======== INFORMATION PROVIDED ========

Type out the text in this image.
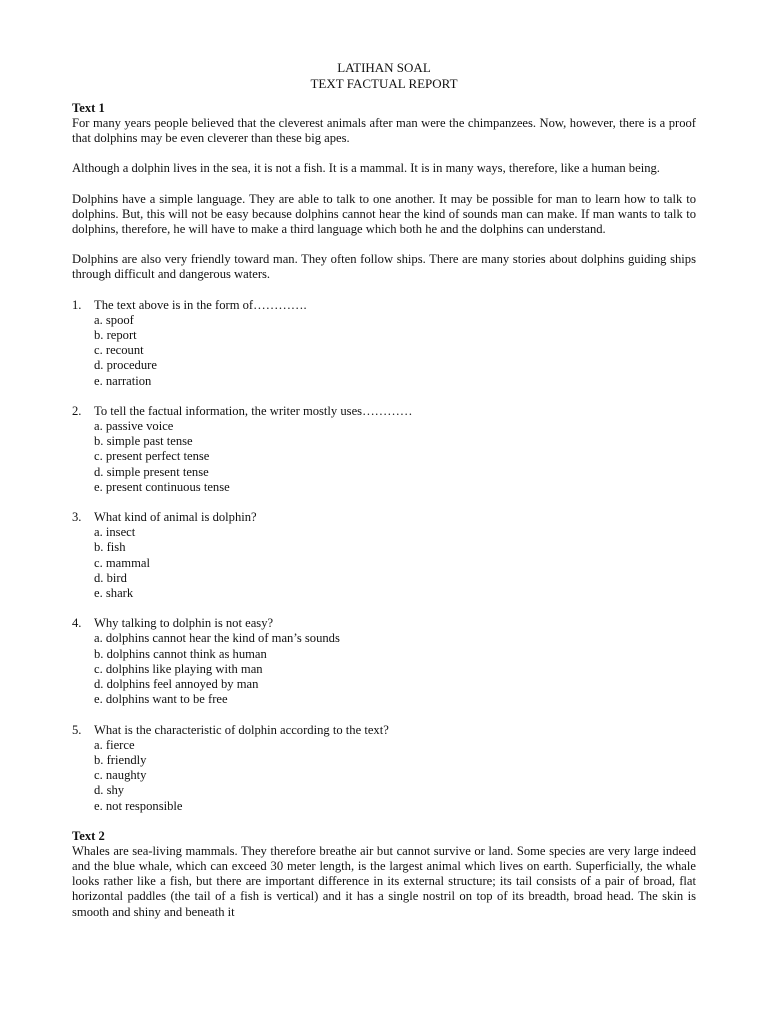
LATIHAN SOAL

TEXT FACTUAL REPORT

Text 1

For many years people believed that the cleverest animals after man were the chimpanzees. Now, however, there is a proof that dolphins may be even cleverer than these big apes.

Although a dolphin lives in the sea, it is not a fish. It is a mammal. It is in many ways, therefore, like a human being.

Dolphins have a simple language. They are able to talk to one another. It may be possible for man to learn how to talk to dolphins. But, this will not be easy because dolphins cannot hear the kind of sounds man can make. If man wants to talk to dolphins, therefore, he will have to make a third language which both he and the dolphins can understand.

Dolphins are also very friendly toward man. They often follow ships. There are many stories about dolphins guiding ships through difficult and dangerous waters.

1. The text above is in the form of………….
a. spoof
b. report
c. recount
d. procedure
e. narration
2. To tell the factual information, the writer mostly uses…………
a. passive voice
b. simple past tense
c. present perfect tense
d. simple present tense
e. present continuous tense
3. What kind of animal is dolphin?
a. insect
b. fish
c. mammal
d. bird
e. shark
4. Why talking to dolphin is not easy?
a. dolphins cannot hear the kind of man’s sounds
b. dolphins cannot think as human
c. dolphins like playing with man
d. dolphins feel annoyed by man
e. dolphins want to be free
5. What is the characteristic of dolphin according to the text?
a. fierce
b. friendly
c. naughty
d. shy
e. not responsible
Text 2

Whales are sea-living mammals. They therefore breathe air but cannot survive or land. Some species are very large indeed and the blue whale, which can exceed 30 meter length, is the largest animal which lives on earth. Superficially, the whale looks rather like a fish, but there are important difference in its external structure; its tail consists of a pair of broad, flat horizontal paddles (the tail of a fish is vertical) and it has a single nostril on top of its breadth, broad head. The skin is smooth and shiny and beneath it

========
======== INFORMATION PROVIDED ========

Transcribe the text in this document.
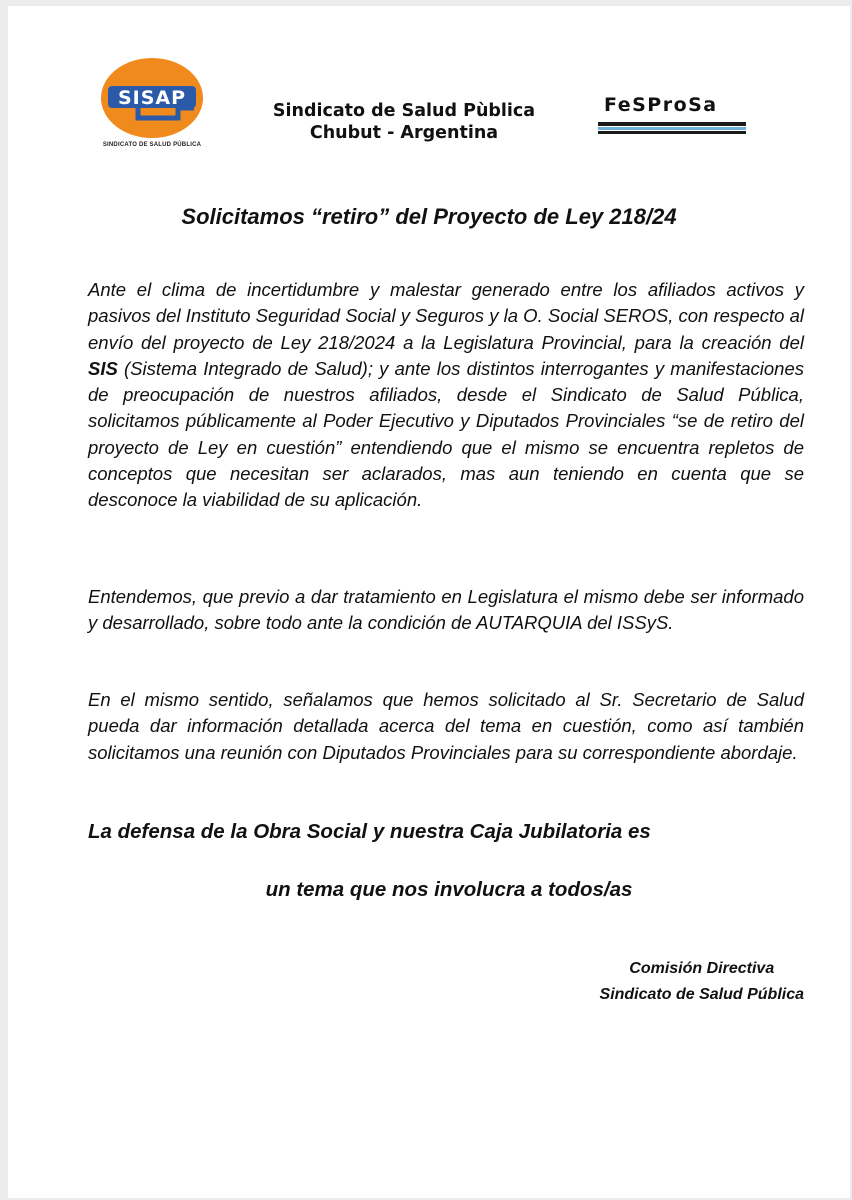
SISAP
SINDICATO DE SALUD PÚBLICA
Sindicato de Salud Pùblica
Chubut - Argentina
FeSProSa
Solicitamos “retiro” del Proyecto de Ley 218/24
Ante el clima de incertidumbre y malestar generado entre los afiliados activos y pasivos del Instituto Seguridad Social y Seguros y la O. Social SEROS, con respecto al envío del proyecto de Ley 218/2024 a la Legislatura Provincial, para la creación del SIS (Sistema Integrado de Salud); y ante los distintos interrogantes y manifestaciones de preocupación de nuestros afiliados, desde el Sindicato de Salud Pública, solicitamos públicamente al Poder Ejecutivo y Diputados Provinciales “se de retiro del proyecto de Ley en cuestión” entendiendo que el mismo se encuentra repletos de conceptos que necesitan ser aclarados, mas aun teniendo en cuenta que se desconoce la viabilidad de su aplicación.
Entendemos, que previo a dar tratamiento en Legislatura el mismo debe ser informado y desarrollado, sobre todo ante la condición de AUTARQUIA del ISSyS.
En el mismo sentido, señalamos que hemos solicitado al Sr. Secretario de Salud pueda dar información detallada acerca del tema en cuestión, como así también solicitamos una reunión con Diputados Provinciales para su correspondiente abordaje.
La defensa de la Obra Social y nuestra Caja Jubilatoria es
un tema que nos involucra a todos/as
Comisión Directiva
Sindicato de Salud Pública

========

- _WRITTEN TASK_
Gather all lines of the records that include the word "kind".

- _TASK OUTPUT_
Dolphins have a simple language. They are able to talk to one another. It may be possible for man to learn how to talk to dolphins. But, this will not be easy because dolphins cannot hear the kind of sounds man can make. If man wants to talk to dolphins, therefore, he will have to make a third language which both he and the dolphins can understand.
3. What kind of animal is dolphin?
a. dolphins cannot hear the kind of man’s sounds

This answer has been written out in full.